Problem requirements
Below is some material; transcribe all of it exactly.

Excerpted data
● ● ● ●

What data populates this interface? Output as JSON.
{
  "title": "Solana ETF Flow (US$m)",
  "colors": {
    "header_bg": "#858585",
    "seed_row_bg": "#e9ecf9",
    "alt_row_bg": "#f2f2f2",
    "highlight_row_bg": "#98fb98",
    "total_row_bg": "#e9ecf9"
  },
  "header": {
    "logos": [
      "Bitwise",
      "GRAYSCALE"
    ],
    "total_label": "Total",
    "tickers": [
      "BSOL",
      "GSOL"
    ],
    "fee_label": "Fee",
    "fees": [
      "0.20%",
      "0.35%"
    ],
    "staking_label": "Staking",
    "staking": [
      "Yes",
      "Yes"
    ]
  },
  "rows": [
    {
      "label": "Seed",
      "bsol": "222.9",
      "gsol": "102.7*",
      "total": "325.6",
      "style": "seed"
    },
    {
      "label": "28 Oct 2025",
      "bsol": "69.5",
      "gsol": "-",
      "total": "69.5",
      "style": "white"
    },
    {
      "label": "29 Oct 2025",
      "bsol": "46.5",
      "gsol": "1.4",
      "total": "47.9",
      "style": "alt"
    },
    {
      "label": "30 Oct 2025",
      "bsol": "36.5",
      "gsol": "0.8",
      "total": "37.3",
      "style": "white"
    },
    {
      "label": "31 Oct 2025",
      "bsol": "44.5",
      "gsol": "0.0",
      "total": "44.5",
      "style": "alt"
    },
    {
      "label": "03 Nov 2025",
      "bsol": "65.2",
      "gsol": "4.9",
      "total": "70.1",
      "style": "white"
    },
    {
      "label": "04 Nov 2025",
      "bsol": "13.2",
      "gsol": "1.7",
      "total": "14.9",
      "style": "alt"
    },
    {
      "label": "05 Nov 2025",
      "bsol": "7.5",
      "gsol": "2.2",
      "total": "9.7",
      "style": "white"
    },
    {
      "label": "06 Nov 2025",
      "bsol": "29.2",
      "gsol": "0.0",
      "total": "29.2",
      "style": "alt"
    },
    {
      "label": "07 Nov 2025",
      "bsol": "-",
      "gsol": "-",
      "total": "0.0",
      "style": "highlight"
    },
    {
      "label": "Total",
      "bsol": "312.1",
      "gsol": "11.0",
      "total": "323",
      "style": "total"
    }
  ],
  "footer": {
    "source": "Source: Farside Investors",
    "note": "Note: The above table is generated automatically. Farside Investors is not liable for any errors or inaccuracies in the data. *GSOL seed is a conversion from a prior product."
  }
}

● ● ● ●

Result of the exercise
What data populates this interface? Output as JSON.
{
  "title": "Solana ETF Flow (US$m)",
  "colors": {
    "header_bg": "#858585",
    "seed_row_bg": "#e9ecf9",
    "alt_row_bg": "#f2f2f2",
    "highlight_row_bg": "#98fb98",
    "total_row_bg": "#e9ecf9"
  },
  "header": {
    "logos": [
      "Bitwise",
      "GRAYSCALE"
    ],
    "total_label": "Total",
    "tickers": [
      "BSOL",
      "GSOL"
    ],
    "fee_label": "Fee",
    "fees": [
      "0.20%",
      "0.35%"
    ],
    "staking_label": "Staking",
    "staking": [
      "Yes",
      "Yes"
    ]
  },
  "rows": [
    {
      "label": "Seed",
      "bsol": "222.9",
      "gsol": "102.7*",
      "total": "325.6",
      "style": "seed"
    },
    {
      "label": "28 Oct 2025",
      "bsol": "69.5",
      "gsol": "-",
      "total": "69.5",
      "style": "white"
    },
    {
      "label": "29 Oct 2025",
      "bsol": "46.5",
      "gsol": "1.4",
      "total": "47.9",
      "style": "alt"
    },
    {
      "label": "30 Oct 2025",
      "bsol": "36.5",
      "gsol": "0.8",
      "total": "37.3",
      "style": "white"
    },
    {
      "label": "31 Oct 2025",
      "bsol": "44.5",
      "gsol": "0.0",
      "total": "44.5",
      "style": "alt"
    },
    {
      "label": "03 Nov 2025",
      "bsol": "65.2",
      "gsol": "4.9",
      "total": "70.1",
      "style": "white"
    },
    {
      "label": "04 Nov 2025",
      "bsol": "13.2",
      "gsol": "1.7",
      "total": "14.9",
      "style": "alt"
    },
    {
      "label": "05 Nov 2025",
      "bsol": "7.5",
      "gsol": "2.2",
      "total": "9.7",
      "style": "white"
    },
    {
      "label": "06 Nov 2025",
      "bsol": "29.2",
      "gsol": "0.0",
      "total": "29.2",
      "style": "alt"
    },
    {
      "label": "07 Nov 2025",
      "bsol": "-",
      "gsol": "-",
      "total": "0.0",
      "style": "highlight"
    },
    {
      "label": "Total",
      "bsol": "312.1",
      "gsol": "11.0",
      "total": "323",
      "style": "total"
    }
  ],
  "footer": {
    "source": "Source: Farside Investors",
    "note": "Note: The above table is generated automatically. Farside Investors is not liable for any errors or inaccuracies in the data. *GSOL seed is a conversion from a prior product."
  }
}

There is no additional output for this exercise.